━━━━━ Data extract

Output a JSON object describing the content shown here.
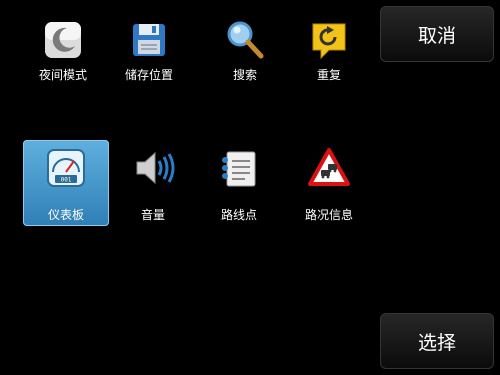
{
  "menu": {
    "items": [
      {
        "label": "夜间模式",
        "icon": "night-mode-icon"
      },
      {
        "label": "储存位置",
        "icon": "save-location-icon"
      },
      {
        "label": "搜索",
        "icon": "search-icon"
      },
      {
        "label": "重复",
        "icon": "repeat-icon"
      },
      {
        "label": "仪表板",
        "icon": "dashboard-icon",
        "selected": true
      },
      {
        "label": "音量",
        "icon": "volume-icon"
      },
      {
        "label": "路线点",
        "icon": "waypoints-icon"
      },
      {
        "label": "路况信息",
        "icon": "traffic-info-icon"
      }
    ]
  },
  "buttons": {
    "cancel_label": "取消",
    "select_label": "选择"
  },
  "colors": {
    "background": "#000000",
    "selection": "#3f95cc"
  }
}
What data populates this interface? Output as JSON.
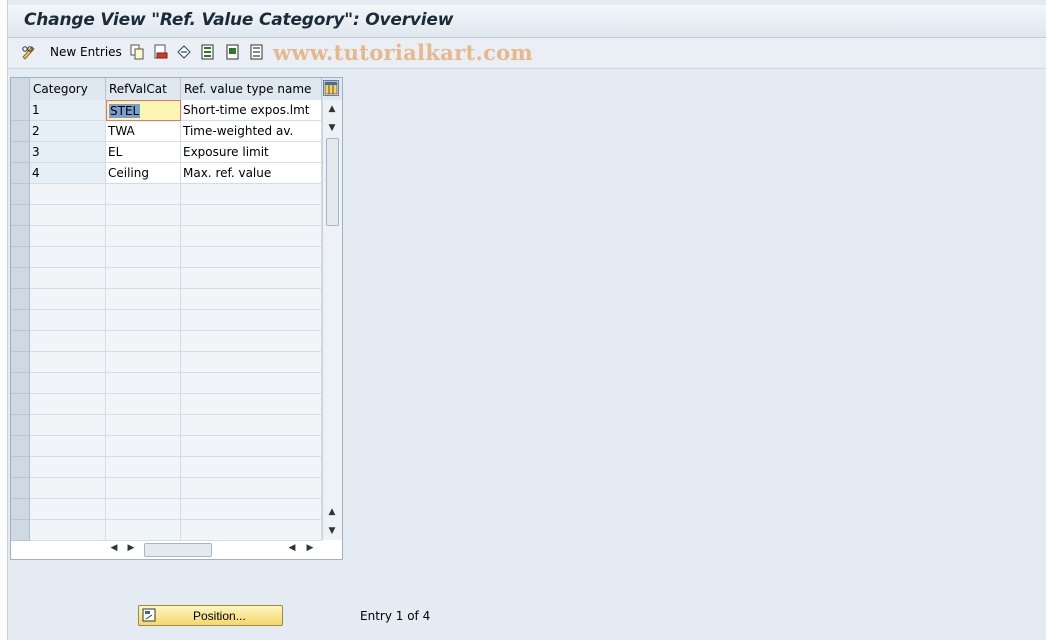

━━━━━━━━━━

Objective:
Which lines of the material contain the string "JSON"? List each of them.

Solution to the problem:
Output a JSON object describing the content shown here.
What data populates this interface? Output as JSON.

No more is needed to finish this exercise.